* Requirement *
Search the records for "dành". Copy every line where it appears.
═══ Input ═══
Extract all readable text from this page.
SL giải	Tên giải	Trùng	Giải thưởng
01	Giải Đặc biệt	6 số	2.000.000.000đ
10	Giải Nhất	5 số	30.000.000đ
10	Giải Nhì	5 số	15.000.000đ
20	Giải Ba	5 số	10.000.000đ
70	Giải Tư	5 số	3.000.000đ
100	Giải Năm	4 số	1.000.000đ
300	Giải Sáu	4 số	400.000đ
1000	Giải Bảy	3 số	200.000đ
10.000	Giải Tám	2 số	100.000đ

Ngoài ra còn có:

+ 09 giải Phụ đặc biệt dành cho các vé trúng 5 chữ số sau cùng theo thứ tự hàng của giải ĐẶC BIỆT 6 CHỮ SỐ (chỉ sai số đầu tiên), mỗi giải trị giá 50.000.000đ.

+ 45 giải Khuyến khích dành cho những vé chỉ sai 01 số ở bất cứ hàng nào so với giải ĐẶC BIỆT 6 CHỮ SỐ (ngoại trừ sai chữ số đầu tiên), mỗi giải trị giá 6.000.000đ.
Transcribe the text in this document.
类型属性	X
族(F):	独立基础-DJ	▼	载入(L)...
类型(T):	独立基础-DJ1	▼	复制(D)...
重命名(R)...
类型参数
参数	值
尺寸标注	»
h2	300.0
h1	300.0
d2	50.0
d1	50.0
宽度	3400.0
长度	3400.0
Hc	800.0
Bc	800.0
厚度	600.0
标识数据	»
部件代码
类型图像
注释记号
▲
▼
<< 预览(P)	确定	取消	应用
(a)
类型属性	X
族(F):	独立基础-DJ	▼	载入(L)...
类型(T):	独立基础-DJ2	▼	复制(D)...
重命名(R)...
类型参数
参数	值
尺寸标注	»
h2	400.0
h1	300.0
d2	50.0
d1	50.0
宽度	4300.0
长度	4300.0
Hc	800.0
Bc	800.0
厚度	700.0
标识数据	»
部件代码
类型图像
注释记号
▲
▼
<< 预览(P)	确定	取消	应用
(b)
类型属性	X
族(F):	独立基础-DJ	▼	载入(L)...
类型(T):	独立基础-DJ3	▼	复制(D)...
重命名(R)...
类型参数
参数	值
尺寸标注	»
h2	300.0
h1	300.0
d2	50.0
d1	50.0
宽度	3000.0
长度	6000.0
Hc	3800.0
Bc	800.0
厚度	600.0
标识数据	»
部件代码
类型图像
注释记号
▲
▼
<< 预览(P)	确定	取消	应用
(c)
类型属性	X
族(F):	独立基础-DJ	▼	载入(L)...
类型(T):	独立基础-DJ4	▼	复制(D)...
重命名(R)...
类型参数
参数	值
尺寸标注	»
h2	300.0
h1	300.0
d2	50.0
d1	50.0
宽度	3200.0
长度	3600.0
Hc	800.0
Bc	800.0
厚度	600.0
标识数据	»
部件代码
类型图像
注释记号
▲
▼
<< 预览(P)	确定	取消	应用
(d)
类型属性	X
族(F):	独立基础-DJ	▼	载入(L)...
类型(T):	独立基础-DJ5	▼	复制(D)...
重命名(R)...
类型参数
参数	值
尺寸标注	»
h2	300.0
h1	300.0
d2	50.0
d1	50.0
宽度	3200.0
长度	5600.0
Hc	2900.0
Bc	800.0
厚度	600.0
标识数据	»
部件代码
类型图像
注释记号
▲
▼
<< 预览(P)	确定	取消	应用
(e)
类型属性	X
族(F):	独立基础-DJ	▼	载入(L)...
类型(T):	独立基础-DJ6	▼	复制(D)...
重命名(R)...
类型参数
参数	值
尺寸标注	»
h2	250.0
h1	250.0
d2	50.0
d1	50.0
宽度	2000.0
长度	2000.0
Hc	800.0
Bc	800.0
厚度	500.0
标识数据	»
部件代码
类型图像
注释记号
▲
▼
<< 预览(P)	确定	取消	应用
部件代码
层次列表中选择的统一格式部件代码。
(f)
═══
* Written solution *
+ 09 giải Phụ đặc biệt dành cho các vé trúng 5 chữ số sau cùng theo thứ tự hàng của giải ĐẶC BIỆT 6 CHỮ SỐ (chỉ sai số đầu tiên), mỗi giải trị giá 50.000.000đ.
+ 45 giải Khuyến khích dành cho những vé chỉ sai 01 số ở bất cứ hàng nào so với giải ĐẶC BIỆT 6 CHỮ SỐ (ngoại trừ sai chữ số đầu tiên), mỗi giải trị giá 6.000.000đ.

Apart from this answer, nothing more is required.